Dataset records:
..........
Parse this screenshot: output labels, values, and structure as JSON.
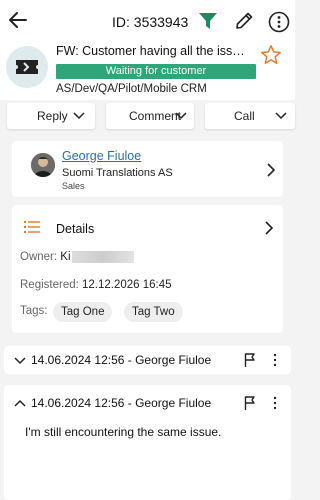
{
  "topbar": {
    "ticket_id": "ID: 3533943"
  },
  "ticket": {
    "title": "FW: Customer having all the issues ...",
    "status": "Waiting for customer",
    "category_path": "AS/Dev/QA/Pilot/Mobile CRM"
  },
  "actions": {
    "reply": "Reply",
    "comment": "Comment",
    "call": "Call"
  },
  "contact": {
    "name": "George Fiuloe",
    "company": "Suomi Translations AS",
    "role": "Sales"
  },
  "details": {
    "label": "Details",
    "owner_label": "Owner:",
    "owner_value": "Ki",
    "registered_label": "Registered:",
    "registered_value": "12.12.2026 16:45",
    "tags_label": "Tags:",
    "tags": [
      "Tag One",
      "Tag Two"
    ]
  },
  "messages": [
    {
      "title": "14.06.2024 12:56 - George Fiuloe",
      "expanded": false,
      "body": ""
    },
    {
      "title": "14.06.2024 12:56 - George Fiuloe",
      "expanded": true,
      "body": "I'm still encountering the same issue."
    }
  ],
  "colors": {
    "accent": "#2fa57a",
    "filter": "#1f8a5e",
    "star": "#e8782a",
    "list_icon": "#e8782a",
    "link": "#2a6fa8"
  },
  "icons": [
    "back-arrow-icon",
    "filter-icon",
    "edit-icon",
    "more-icon",
    "ticket-icon",
    "star-icon",
    "chevron-down-icon",
    "chevron-right-icon",
    "list-icon",
    "chevron-up-icon",
    "flag-icon",
    "kebab-icon"
  ]
}
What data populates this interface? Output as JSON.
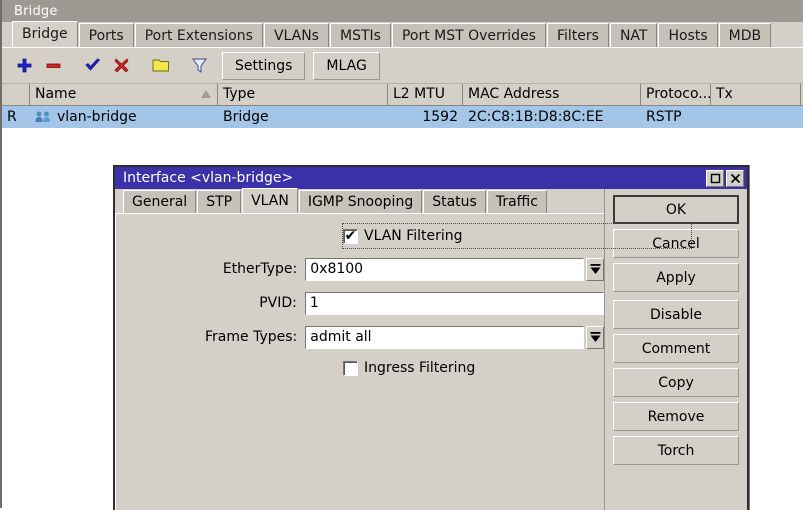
{
  "main_window": {
    "title": "Bridge",
    "tabs": [
      {
        "label": "Bridge",
        "active": true
      },
      {
        "label": "Ports",
        "active": false
      },
      {
        "label": "Port Extensions",
        "active": false
      },
      {
        "label": "VLANs",
        "active": false
      },
      {
        "label": "MSTIs",
        "active": false
      },
      {
        "label": "Port MST Overrides",
        "active": false
      },
      {
        "label": "Filters",
        "active": false
      },
      {
        "label": "NAT",
        "active": false
      },
      {
        "label": "Hosts",
        "active": false
      },
      {
        "label": "MDB",
        "active": false
      }
    ],
    "toolbar": {
      "add_icon": "plus-icon",
      "remove_icon": "minus-icon",
      "enable_icon": "check-icon",
      "disable_icon": "cross-icon",
      "comment_icon": "note-icon",
      "filter_icon": "funnel-icon",
      "settings_label": "Settings",
      "mlag_label": "MLAG"
    },
    "table": {
      "columns": [
        "",
        "Name",
        "Type",
        "L2 MTU",
        "MAC Address",
        "Protoco...",
        "Tx"
      ],
      "sorted_column": "Name",
      "rows": [
        {
          "flag": "R",
          "icon": "bridge-icon",
          "name": "vlan-bridge",
          "type": "Bridge",
          "l2_mtu": "1592",
          "mac_address": "2C:C8:1B:D8:8C:EE",
          "protocol": "RSTP",
          "tx": "",
          "selected": true
        }
      ]
    }
  },
  "dialog": {
    "title": "Interface <vlan-bridge>",
    "window_buttons": {
      "maximize_icon": "maximize-icon",
      "close_icon": "close-icon"
    },
    "tabs": [
      {
        "label": "General",
        "active": false
      },
      {
        "label": "STP",
        "active": false
      },
      {
        "label": "VLAN",
        "active": true
      },
      {
        "label": "IGMP Snooping",
        "active": false
      },
      {
        "label": "Status",
        "active": false
      },
      {
        "label": "Traffic",
        "active": false
      }
    ],
    "form": {
      "vlan_filtering": {
        "label": "VLAN Filtering",
        "checked": true,
        "check_glyph": "✔"
      },
      "ethertype": {
        "label": "EtherType:",
        "value": "0x8100",
        "has_dropdown": true
      },
      "pvid": {
        "label": "PVID:",
        "value": "1",
        "has_dropdown": false
      },
      "frame_types": {
        "label": "Frame Types:",
        "value": "admit all",
        "has_dropdown": true
      },
      "ingress_filtering": {
        "label": "Ingress Filtering",
        "checked": false,
        "check_glyph": ""
      }
    },
    "buttons": [
      {
        "label": "OK",
        "default": true,
        "gap": false
      },
      {
        "label": "Cancel",
        "default": false,
        "gap": false
      },
      {
        "label": "Apply",
        "default": false,
        "gap": false
      },
      {
        "label": "Disable",
        "default": false,
        "gap": true
      },
      {
        "label": "Comment",
        "default": false,
        "gap": false
      },
      {
        "label": "Copy",
        "default": false,
        "gap": false
      },
      {
        "label": "Remove",
        "default": false,
        "gap": false
      },
      {
        "label": "Torch",
        "default": false,
        "gap": false
      }
    ]
  },
  "colors": {
    "window_bg": "#d4d0c8",
    "title_inactive": "#9e9a93",
    "title_active": "#3b31a8",
    "selection": "#a3c6e8",
    "accent_blue": "#2222cc",
    "accent_red": "#cc2222",
    "accent_yellow": "#f2e74b"
  }
}
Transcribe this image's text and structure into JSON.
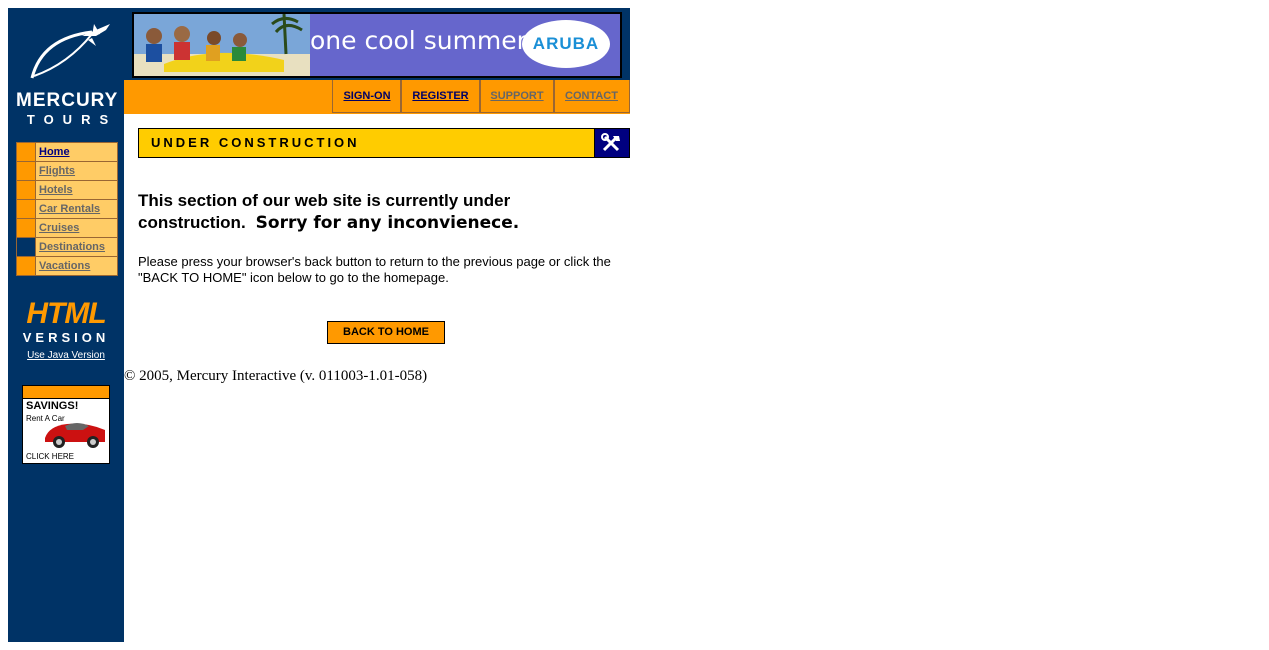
..........
# GIVEN EXERCISE
In the records above, find each line that holds the word "this"; copy all such lines.

# OUTPUT BELOW
Parse this screenshot: output labels, values, and structure as JSON.
What data populates this interface? Output as JSON.
Transcribe this image's text and structure into JSON.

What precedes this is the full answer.